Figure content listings

• • • •

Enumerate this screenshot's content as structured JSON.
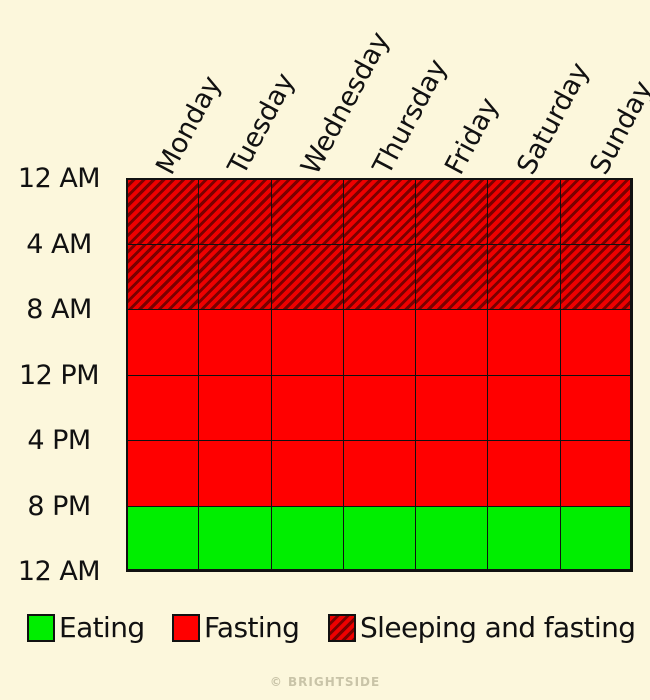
{
  "days": [
    "Monday",
    "Tuesday",
    "Wednesday",
    "Thursday",
    "Friday",
    "Saturday",
    "Sunday"
  ],
  "time_labels": [
    "12 AM",
    "4 AM",
    "8 AM",
    "12 PM",
    "4 PM",
    "8 PM",
    "12 AM"
  ],
  "schedule": {
    "rows": [
      "sleeping",
      "sleeping",
      "fasting",
      "fasting",
      "fasting",
      "eating"
    ]
  },
  "legend": {
    "eating": "Eating",
    "fasting": "Fasting",
    "sleeping": "Sleeping and fasting"
  },
  "colors": {
    "eating": "#00ee00",
    "fasting": "#ff0000",
    "sleeping_base": "#ee0000",
    "sleeping_stripe": "#7a0000",
    "background": "#fcf7dc"
  },
  "credit": "© BRIGHTSIDE"
}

• • • •

◆ **What to do**: The records above are to be restated exactly, without their pictures.

◆ **Expected output**:
Enumerate this screenshot's content as structured JSON.
{
  "days": [
    "Monday",
    "Tuesday",
    "Wednesday",
    "Thursday",
    "Friday",
    "Saturday",
    "Sunday"
  ],
  "time_labels": [
    "12 AM",
    "4 AM",
    "8 AM",
    "12 PM",
    "4 PM",
    "8 PM",
    "12 AM"
  ],
  "schedule": {
    "rows": [
      "sleeping",
      "sleeping",
      "fasting",
      "fasting",
      "fasting",
      "eating"
    ]
  },
  "legend": {
    "eating": "Eating",
    "fasting": "Fasting",
    "sleeping": "Sleeping and fasting"
  },
  "colors": {
    "eating": "#00ee00",
    "fasting": "#ff0000",
    "sleeping_base": "#ee0000",
    "sleeping_stripe": "#7a0000",
    "background": "#fcf7dc"
  },
  "credit": "© BRIGHTSIDE"
}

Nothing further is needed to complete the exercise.